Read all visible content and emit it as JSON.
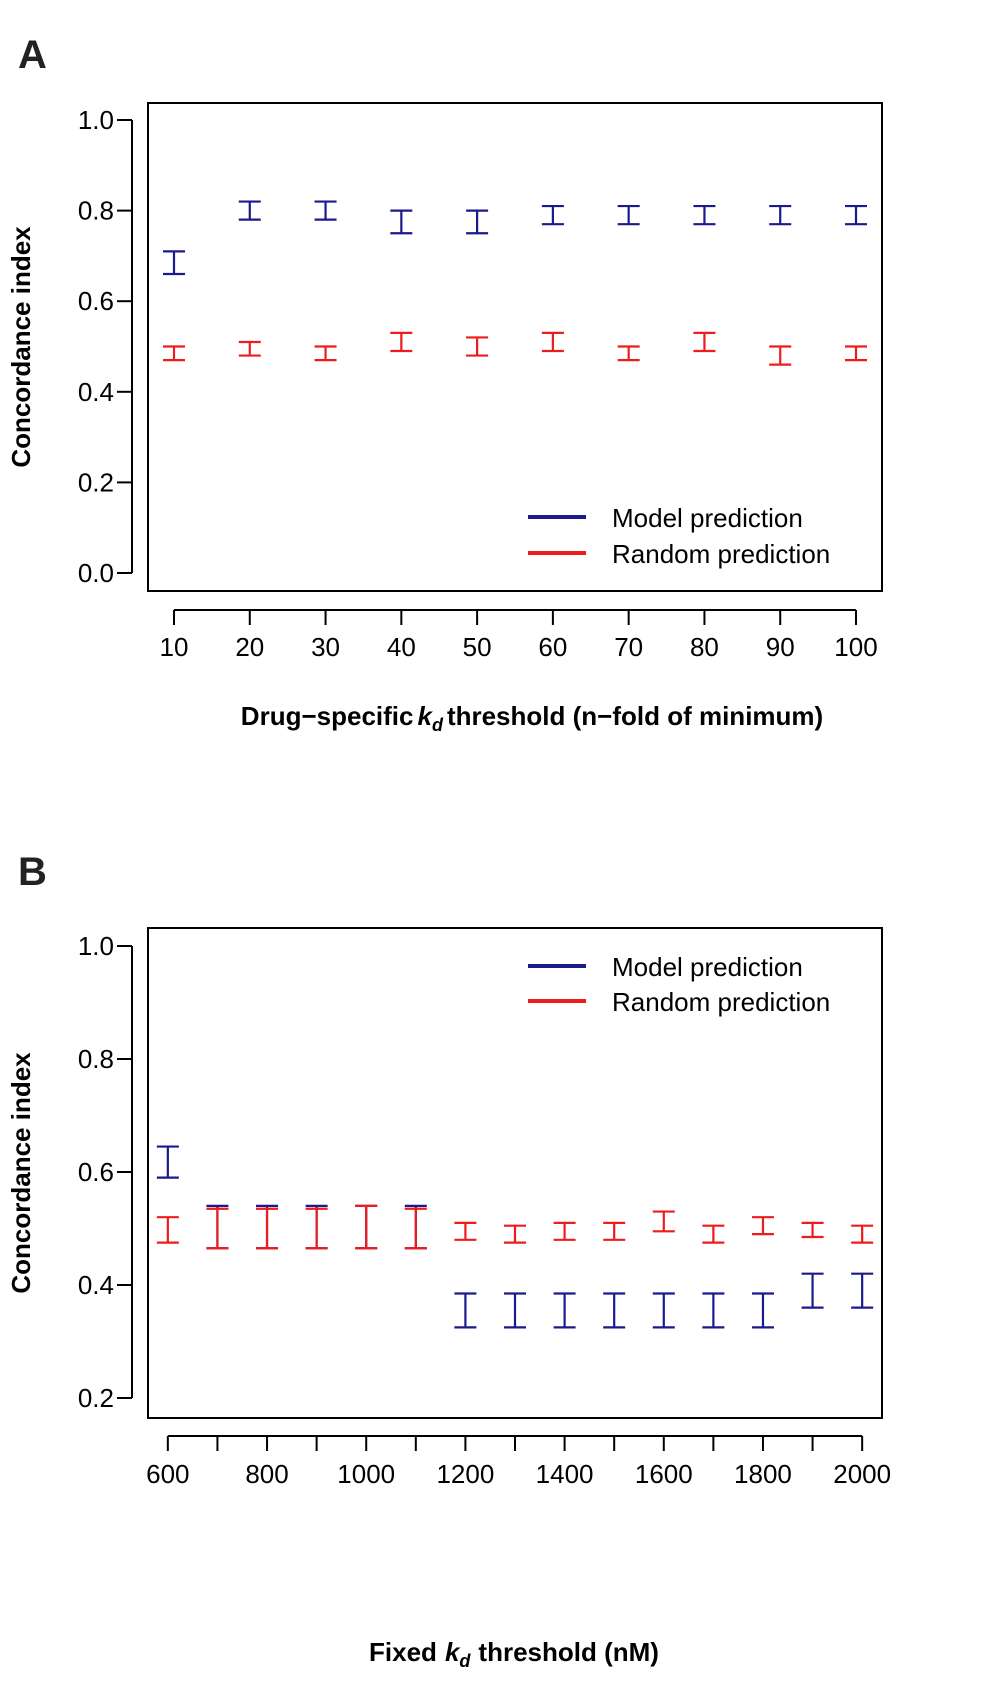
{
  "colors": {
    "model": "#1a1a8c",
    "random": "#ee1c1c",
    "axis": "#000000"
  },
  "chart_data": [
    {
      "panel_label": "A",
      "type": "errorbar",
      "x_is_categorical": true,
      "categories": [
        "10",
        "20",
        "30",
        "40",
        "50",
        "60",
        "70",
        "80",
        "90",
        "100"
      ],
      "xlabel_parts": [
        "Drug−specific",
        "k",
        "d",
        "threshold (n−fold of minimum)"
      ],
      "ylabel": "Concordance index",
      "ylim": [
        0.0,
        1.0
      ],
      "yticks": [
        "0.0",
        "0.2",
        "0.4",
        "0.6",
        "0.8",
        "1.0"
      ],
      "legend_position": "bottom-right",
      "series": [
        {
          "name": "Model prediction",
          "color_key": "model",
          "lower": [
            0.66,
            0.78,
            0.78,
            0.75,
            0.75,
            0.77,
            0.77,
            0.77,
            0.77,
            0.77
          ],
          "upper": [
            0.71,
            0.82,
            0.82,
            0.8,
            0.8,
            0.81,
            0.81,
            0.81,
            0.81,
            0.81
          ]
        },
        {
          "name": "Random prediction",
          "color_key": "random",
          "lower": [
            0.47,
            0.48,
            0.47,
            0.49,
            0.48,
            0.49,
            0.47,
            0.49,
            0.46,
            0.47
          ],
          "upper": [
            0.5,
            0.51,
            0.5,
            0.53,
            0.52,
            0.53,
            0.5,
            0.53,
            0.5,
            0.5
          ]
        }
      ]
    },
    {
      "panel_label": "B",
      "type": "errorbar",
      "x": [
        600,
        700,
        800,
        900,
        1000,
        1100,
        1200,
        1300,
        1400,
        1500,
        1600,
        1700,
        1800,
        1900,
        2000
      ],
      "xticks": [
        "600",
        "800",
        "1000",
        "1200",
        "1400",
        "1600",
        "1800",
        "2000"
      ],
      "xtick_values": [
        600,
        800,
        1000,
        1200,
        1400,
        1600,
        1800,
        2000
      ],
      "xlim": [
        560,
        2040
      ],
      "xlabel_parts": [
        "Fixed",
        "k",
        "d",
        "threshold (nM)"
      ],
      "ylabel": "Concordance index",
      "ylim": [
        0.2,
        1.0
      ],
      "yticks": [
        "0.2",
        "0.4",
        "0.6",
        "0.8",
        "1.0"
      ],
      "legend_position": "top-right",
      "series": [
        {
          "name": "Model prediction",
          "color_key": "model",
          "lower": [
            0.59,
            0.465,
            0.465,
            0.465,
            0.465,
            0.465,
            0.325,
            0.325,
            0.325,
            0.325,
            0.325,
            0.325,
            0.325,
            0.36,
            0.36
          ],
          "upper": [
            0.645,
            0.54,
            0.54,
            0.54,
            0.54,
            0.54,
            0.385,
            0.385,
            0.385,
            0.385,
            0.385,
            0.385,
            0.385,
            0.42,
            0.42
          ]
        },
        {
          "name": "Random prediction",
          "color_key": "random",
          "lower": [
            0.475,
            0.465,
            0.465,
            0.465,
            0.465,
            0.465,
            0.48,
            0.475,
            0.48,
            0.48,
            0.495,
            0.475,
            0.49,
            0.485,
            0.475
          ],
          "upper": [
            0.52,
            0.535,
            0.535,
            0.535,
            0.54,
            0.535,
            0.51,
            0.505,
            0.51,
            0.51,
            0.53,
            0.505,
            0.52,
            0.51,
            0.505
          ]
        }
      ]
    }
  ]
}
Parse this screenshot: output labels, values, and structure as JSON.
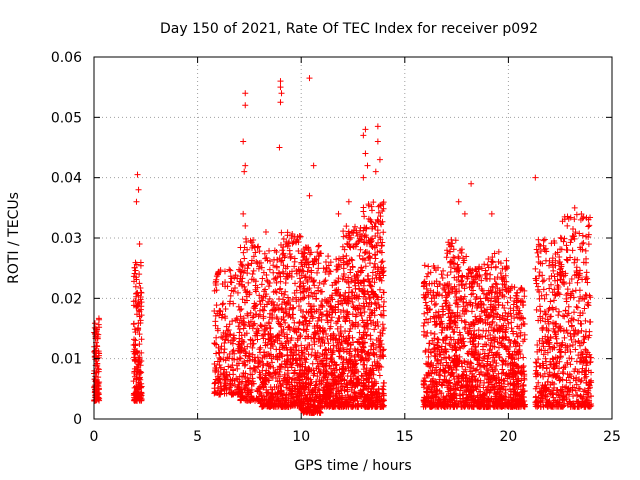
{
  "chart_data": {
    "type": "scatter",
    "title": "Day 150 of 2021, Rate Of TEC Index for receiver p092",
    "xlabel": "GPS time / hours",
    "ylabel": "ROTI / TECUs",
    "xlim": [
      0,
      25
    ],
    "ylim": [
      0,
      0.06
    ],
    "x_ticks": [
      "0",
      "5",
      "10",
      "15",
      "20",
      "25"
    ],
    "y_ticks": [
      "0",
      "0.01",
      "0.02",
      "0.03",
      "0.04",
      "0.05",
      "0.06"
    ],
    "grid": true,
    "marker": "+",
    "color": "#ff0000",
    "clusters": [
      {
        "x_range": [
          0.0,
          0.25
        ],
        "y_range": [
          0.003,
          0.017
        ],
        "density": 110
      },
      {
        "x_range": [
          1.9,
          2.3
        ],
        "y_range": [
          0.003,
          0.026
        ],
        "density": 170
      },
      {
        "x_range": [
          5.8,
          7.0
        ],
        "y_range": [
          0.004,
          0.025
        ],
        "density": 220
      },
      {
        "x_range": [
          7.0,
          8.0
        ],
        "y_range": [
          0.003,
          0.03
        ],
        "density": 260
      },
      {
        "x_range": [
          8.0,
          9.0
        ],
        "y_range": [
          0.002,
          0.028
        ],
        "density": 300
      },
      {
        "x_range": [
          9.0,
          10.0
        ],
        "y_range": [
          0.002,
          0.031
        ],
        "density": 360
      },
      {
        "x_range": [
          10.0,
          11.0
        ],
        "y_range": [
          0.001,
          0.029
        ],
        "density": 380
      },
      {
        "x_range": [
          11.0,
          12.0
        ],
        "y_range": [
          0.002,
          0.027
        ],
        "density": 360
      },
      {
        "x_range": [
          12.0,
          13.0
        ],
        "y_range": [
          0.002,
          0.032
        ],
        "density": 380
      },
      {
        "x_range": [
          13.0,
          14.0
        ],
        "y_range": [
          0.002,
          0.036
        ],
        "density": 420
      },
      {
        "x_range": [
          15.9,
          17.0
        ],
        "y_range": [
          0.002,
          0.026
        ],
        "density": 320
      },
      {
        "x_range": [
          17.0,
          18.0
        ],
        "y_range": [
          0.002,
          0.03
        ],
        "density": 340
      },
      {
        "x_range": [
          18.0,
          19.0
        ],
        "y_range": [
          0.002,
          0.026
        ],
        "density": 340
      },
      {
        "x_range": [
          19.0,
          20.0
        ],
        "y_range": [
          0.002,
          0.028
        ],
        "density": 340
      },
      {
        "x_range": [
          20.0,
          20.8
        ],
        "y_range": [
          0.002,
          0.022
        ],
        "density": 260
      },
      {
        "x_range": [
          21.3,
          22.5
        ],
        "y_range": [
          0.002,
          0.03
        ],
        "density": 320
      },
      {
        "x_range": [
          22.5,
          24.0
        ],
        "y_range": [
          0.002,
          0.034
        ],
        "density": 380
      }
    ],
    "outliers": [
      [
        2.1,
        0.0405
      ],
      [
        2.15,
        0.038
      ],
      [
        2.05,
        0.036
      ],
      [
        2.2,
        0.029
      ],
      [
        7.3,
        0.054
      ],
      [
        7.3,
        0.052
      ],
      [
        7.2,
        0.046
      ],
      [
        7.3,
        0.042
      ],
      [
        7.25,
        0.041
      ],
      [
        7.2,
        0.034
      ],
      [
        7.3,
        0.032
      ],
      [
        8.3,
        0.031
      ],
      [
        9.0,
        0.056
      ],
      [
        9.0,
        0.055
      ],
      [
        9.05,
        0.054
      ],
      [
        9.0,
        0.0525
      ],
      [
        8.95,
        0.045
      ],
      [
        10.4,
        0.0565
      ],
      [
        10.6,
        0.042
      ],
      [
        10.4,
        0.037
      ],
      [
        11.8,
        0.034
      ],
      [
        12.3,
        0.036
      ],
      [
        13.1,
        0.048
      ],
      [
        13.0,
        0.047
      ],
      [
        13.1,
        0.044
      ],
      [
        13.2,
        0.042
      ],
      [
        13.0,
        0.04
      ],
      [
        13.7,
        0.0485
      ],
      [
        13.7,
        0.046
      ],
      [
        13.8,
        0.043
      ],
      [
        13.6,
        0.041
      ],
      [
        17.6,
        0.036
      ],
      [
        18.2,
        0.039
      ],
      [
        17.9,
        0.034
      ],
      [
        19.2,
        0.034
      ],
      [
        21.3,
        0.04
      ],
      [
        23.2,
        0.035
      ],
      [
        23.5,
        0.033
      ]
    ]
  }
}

_ _ _ _ _ _ _

**EXERCISE OBJECTIVE:** Using the listing above, pull out all lines that hold the word "right".

**FULL OUTPUT:**
      "legend_position": "bottom-right",
      "legend_position": "top-right",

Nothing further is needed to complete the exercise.